Dataset entries:
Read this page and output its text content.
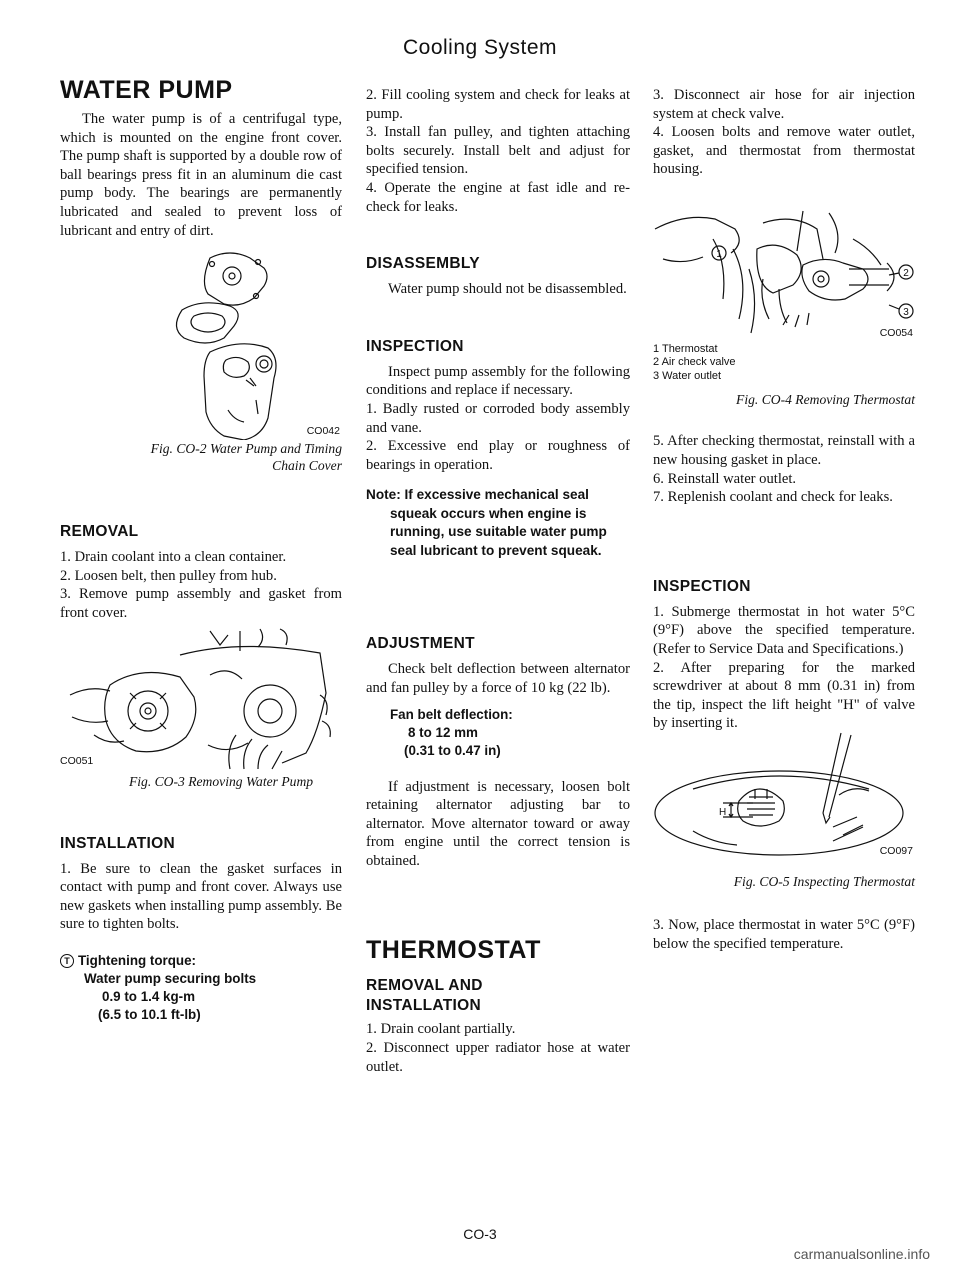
Cooling System
WATER PUMP

The water pump is of a centrifugal type, which is mounted on the engine front cover. The pump shaft is supported by a double row of ball bearings press fit in an aluminum die cast pump body. The bearings are permanently lubricated and sealed to prevent loss of lubricant and entry of dirt.

CO042
Fig. CO-2 Water Pump and Timing
Chain Cover
REMOVAL

1. Drain coolant into a clean container.

2. Loosen belt, then pulley from hub.

3. Remove pump assembly and gasket from front cover.

CO051
Fig. CO-3 Removing Water Pump
INSTALLATION

1. Be sure to clean the gasket surfaces in contact with pump and front cover. Always use new gaskets when installing pump assembly. Be sure to tighten bolts.

T Tightening torque:
Water pump securing bolts
0.9 to 1.4 kg-m
(6.5 to 10.1 ft-lb)

2. Fill cooling system and check for leaks at pump.

3. Install fan pulley, and tighten attaching bolts securely. Install belt and adjust for specified tension.

4. Operate the engine at fast idle and re-check for leaks.

DISASSEMBLY

Water pump should not be disassembled.

INSPECTION

Inspect pump assembly for the following conditions and replace if necessary.

1. Badly rusted or corroded body assembly and vane.

2. Excessive end play or roughness of bearings in operation.

Note: If excessive mechanical seal
squeak occurs when engine is running, use suitable water pump seal lubricant to prevent squeak.
ADJUSTMENT

Check belt deflection between alternator and fan pulley by a force of 10 kg (22 lb).

Fan belt deflection:
8 to 12 mm
(0.31 to 0.47 in)

If adjustment is necessary, loosen bolt retaining alternator adjusting bar to alternator. Move alternator toward or away from engine until the correct tension is obtained.

THERMOSTAT
REMOVAL AND
INSTALLATION

1. Drain coolant partially.

2. Disconnect upper radiator hose at water outlet.

3. Disconnect air hose for air injection system at check valve.

4. Loosen bolts and remove water outlet, gasket, and thermostat from thermostat housing.

1
2
3
CO054
1 Thermostat
2 Air check valve
3 Water outlet
Fig. CO-4 Removing Thermostat

5. After checking thermostat, reinstall with a new housing gasket in place.

6. Reinstall water outlet.

7. Replenish coolant and check for leaks.

INSPECTION

1. Submerge thermostat in hot water 5°C (9°F) above the specified temperature. (Refer to Service Data and Specifications.)

2. After preparing for the marked screwdriver at about 8 mm (0.31 in) from the tip, inspect the lift height "H" of valve by inserting it.

H
CO097
Fig. CO-5 Inspecting Thermostat

3. Now, place thermostat in water 5°C (9°F) below the specified temperature.

CO-3
carmanualsonline.info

# REQUEST
Return all of the entries exactly as written, but drop any pictures they hold.

# OUTPUT OF THE TASK
Read this page and output its text content.
Cooling System
WATER PUMP

The water pump is of a centrifugal type, which is mounted on the engine front cover. The pump shaft is supported by a double row of ball bearings press fit in an aluminum die cast pump body. The bearings are permanently lubricated and sealed to prevent loss of lubricant and entry of dirt.

CO042
Fig. CO-2 Water Pump and Timing
Chain Cover
REMOVAL

1. Drain coolant into a clean container.

2. Loosen belt, then pulley from hub.

3. Remove pump assembly and gasket from front cover.

CO051
Fig. CO-3 Removing Water Pump
INSTALLATION

1. Be sure to clean the gasket surfaces in contact with pump and front cover. Always use new gaskets when installing pump assembly. Be sure to tighten bolts.

T Tightening torque:
Water pump securing bolts
0.9 to 1.4 kg-m
(6.5 to 10.1 ft-lb)

2. Fill cooling system and check for leaks at pump.

3. Install fan pulley, and tighten attaching bolts securely. Install belt and adjust for specified tension.

4. Operate the engine at fast idle and re-check for leaks.

DISASSEMBLY

Water pump should not be disassembled.

INSPECTION

Inspect pump assembly for the following conditions and replace if necessary.

1. Badly rusted or corroded body assembly and vane.

2. Excessive end play or roughness of bearings in operation.

Note: If excessive mechanical seal
squeak occurs when engine is running, use suitable water pump seal lubricant to prevent squeak.
ADJUSTMENT

Check belt deflection between alternator and fan pulley by a force of 10 kg (22 lb).

Fan belt deflection:
8 to 12 mm
(0.31 to 0.47 in)

If adjustment is necessary, loosen bolt retaining alternator adjusting bar to alternator. Move alternator toward or away from engine until the correct tension is obtained.

THERMOSTAT
REMOVAL AND
INSTALLATION

1. Drain coolant partially.

2. Disconnect upper radiator hose at water outlet.

3. Disconnect air hose for air injection system at check valve.

4. Loosen bolts and remove water outlet, gasket, and thermostat from thermostat housing.

1
2
3
CO054
1 Thermostat
2 Air check valve
3 Water outlet
Fig. CO-4 Removing Thermostat

5. After checking thermostat, reinstall with a new housing gasket in place.

6. Reinstall water outlet.

7. Replenish coolant and check for leaks.

INSPECTION

1. Submerge thermostat in hot water 5°C (9°F) above the specified temperature. (Refer to Service Data and Specifications.)

2. After preparing for the marked screwdriver at about 8 mm (0.31 in) from the tip, inspect the lift height "H" of valve by inserting it.

H
CO097
Fig. CO-5 Inspecting Thermostat

3. Now, place thermostat in water 5°C (9°F) below the specified temperature.

CO-3
carmanualsonline.info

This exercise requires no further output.